In the data that follows, count each line holding the string "Interest"; answer with the number only.

___ RECORDS TO USE

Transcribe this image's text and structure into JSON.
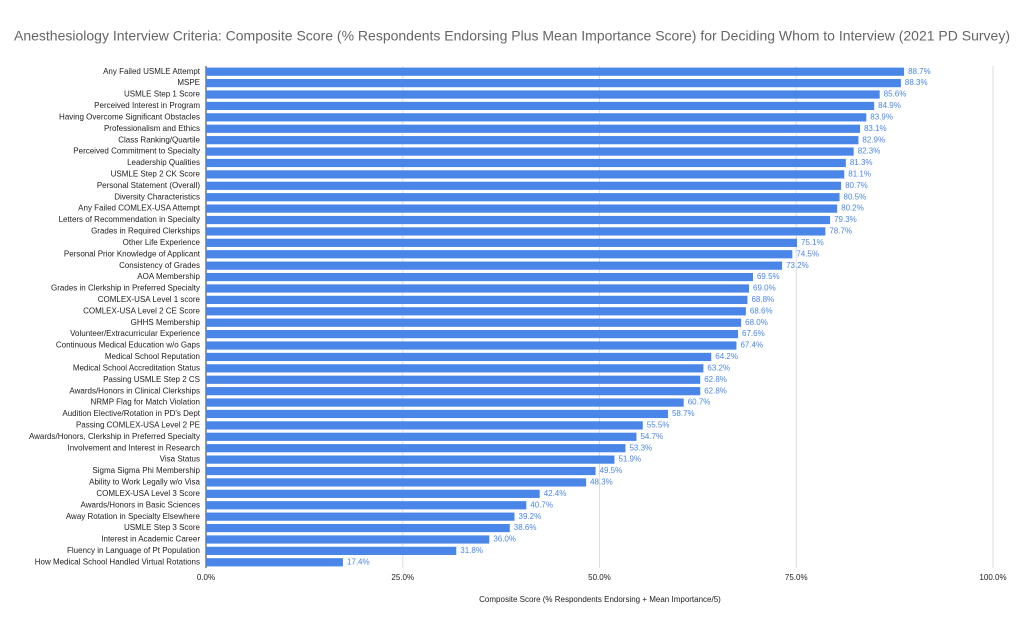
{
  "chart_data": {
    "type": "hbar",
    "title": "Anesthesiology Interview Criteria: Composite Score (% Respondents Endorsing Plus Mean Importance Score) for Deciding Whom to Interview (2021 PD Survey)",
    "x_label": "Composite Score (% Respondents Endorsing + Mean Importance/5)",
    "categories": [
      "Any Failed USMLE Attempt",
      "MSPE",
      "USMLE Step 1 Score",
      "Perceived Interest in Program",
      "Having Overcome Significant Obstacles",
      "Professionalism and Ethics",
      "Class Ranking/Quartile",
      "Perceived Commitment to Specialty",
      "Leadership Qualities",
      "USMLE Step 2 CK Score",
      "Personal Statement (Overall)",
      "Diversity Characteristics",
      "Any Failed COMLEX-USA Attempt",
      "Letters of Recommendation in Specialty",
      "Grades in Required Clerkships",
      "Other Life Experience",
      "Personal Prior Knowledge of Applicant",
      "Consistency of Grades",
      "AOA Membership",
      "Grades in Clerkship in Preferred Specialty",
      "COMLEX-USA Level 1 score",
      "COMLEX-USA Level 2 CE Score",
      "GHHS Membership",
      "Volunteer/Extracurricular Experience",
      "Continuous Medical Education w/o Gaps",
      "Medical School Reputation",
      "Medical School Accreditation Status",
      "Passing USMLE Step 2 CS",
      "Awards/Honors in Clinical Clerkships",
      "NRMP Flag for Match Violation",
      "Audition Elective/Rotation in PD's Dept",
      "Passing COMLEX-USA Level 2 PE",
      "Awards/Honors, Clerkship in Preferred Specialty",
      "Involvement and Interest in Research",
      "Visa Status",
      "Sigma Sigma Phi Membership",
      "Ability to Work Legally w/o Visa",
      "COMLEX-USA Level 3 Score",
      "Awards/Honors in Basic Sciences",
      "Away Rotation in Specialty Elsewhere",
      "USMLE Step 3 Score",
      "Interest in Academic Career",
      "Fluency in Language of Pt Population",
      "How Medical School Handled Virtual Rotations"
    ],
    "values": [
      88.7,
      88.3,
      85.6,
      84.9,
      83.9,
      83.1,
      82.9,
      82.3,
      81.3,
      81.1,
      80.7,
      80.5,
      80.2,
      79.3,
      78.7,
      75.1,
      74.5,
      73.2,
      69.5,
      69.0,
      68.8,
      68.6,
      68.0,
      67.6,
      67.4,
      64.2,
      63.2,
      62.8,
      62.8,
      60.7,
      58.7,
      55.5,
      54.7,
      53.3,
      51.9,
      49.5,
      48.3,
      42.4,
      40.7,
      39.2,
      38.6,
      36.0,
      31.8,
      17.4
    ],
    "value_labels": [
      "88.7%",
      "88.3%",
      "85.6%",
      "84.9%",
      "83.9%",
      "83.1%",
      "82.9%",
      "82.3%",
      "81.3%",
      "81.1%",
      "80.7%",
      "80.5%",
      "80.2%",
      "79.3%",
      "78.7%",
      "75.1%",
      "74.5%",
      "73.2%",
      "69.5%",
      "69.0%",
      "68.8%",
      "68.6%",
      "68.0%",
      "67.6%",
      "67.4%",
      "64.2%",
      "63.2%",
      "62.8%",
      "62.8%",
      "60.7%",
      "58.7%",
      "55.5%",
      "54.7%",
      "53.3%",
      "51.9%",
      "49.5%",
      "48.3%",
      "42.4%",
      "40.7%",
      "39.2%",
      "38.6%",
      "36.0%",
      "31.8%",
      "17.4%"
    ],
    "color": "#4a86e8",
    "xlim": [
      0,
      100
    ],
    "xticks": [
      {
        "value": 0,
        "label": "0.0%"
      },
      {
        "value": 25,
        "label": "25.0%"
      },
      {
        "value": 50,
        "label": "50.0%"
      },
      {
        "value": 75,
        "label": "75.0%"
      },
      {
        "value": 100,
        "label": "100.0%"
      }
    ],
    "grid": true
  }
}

______
___ RECORDS TO USE

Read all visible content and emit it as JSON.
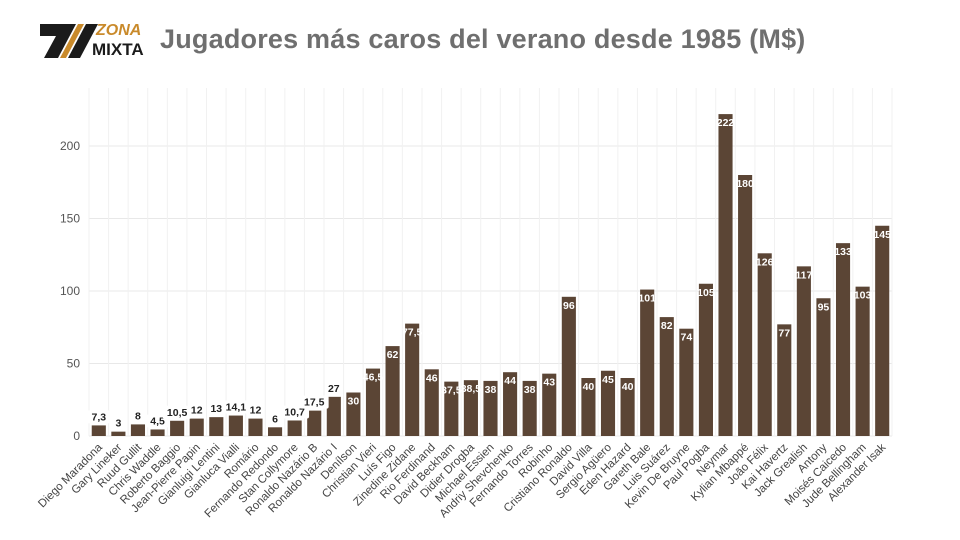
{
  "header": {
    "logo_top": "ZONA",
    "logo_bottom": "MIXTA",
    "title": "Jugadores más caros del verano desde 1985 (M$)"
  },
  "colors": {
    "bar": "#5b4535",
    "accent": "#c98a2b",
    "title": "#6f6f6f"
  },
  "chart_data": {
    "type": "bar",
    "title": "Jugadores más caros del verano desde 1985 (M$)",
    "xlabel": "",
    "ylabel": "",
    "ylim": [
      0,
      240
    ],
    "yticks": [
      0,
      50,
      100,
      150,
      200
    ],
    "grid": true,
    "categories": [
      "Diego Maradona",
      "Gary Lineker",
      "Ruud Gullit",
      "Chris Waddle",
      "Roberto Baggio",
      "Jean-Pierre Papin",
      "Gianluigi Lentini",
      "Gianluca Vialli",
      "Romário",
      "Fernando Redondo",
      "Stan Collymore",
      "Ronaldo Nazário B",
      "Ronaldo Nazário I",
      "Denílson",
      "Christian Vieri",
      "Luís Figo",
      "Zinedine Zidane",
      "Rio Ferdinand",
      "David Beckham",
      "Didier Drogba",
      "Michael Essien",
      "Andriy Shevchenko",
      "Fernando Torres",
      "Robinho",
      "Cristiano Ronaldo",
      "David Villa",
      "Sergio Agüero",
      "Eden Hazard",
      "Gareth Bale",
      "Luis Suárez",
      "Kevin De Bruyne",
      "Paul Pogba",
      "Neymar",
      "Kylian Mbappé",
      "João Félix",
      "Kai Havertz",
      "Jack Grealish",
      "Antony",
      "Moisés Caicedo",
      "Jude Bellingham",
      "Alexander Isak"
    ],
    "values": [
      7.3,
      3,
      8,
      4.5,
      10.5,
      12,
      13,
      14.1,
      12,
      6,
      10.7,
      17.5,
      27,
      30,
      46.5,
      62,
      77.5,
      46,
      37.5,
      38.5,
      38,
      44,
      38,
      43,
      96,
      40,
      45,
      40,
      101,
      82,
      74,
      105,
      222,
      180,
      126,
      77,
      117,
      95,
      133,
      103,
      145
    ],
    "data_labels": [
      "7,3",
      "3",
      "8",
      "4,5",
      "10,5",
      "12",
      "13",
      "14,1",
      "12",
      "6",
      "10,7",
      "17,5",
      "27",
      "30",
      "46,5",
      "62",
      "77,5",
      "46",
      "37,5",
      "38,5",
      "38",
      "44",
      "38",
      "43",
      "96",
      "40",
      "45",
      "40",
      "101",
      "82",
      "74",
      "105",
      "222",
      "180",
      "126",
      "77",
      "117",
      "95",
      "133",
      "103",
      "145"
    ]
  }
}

______

# SOLUTION TO THE EXERCISE
3